* [Prompt]
Give back the records below exactly, every one, with no pictures.

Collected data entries
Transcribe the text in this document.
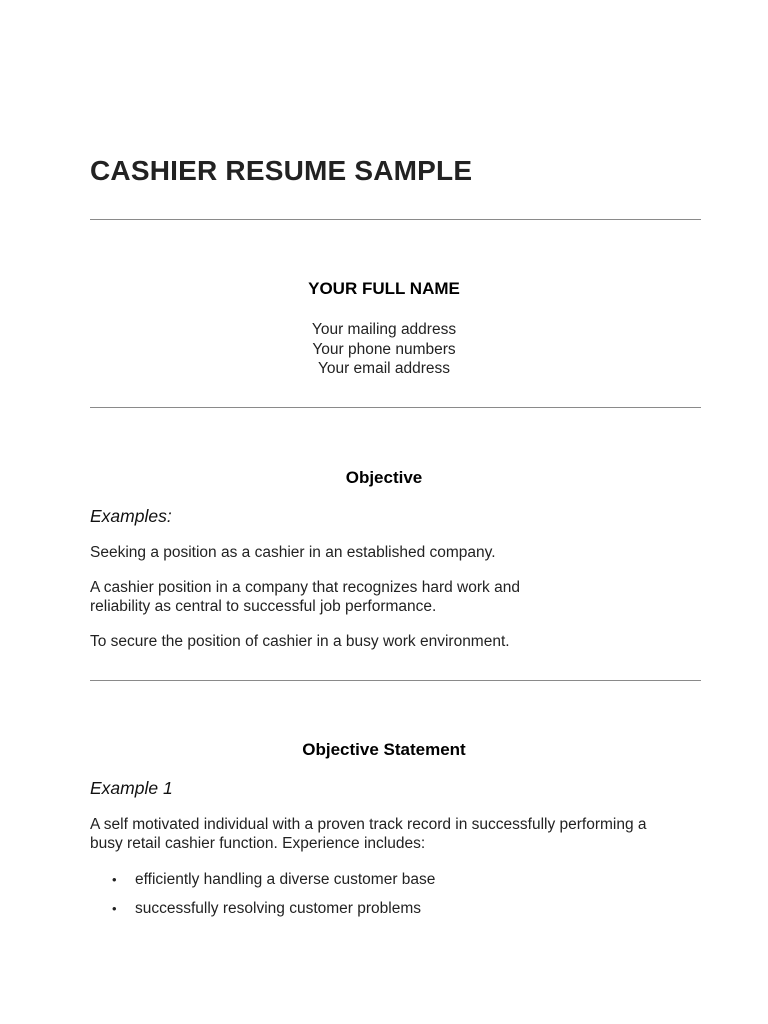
CASHIER RESUME SAMPLE
YOUR FULL NAME
Your mailing address
Your phone numbers
Your email address
Objective
Examples:
Seeking a position as a cashier in an established company.
A cashier position in a company that recognizes hard work and
reliability as central to successful job performance.
To secure the position of cashier in a busy work environment.
Objective Statement
Example 1
A self motivated individual with a proven track record in successfully performing a
busy retail cashier function. Experience includes:
• efficiently handling a diverse customer base
• successfully resolving customer problems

* [Solution to this task]
Transcribe the text in this document.
CASHIER RESUME SAMPLE
YOUR FULL NAME
Your mailing address
Your phone numbers
Your email address
Objective
Examples:
Seeking a position as a cashier in an established company.
A cashier position in a company that recognizes hard work and
reliability as central to successful job performance.
To secure the position of cashier in a busy work environment.
Objective Statement
Example 1
A self motivated individual with a proven track record in successfully performing a
busy retail cashier function. Experience includes:
• efficiently handling a diverse customer base
• successfully resolving customer problems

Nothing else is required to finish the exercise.